### TASK GOAL
Provide an exact copy of the data, excluding the images.

### INPUT ROWS
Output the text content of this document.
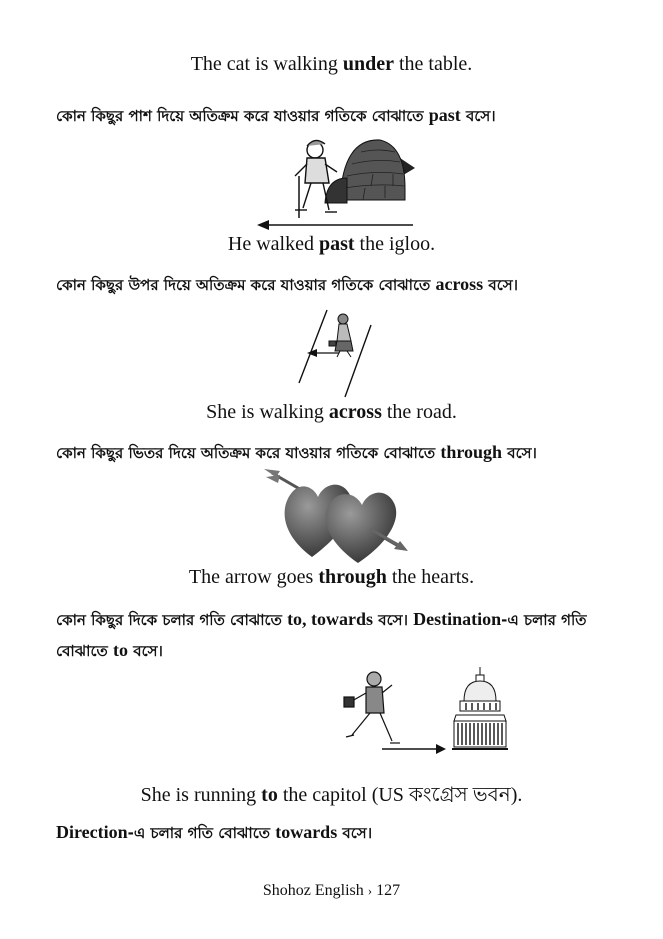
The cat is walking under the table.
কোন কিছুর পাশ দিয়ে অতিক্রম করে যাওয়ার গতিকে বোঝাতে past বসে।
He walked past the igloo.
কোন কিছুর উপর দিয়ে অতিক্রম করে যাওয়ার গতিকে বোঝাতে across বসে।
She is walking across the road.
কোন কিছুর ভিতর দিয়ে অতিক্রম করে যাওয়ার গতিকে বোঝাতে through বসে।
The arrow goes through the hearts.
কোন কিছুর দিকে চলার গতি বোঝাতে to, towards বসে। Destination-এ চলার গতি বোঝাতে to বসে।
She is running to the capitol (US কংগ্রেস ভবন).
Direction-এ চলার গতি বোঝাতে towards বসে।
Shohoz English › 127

### RESPONSE TO THE TASK
Output the text content of this document.
The cat is walking under the table.
কোন কিছুর পাশ দিয়ে অতিক্রম করে যাওয়ার গতিকে বোঝাতে past বসে।
He walked past the igloo.
কোন কিছুর উপর দিয়ে অতিক্রম করে যাওয়ার গতিকে বোঝাতে across বসে।
She is walking across the road.
কোন কিছুর ভিতর দিয়ে অতিক্রম করে যাওয়ার গতিকে বোঝাতে through বসে।
The arrow goes through the hearts.
কোন কিছুর দিকে চলার গতি বোঝাতে to, towards বসে। Destination-এ চলার গতি বোঝাতে to বসে।
She is running to the capitol (US কংগ্রেস ভবন).
Direction-এ চলার গতি বোঝাতে towards বসে।
Shohoz English › 127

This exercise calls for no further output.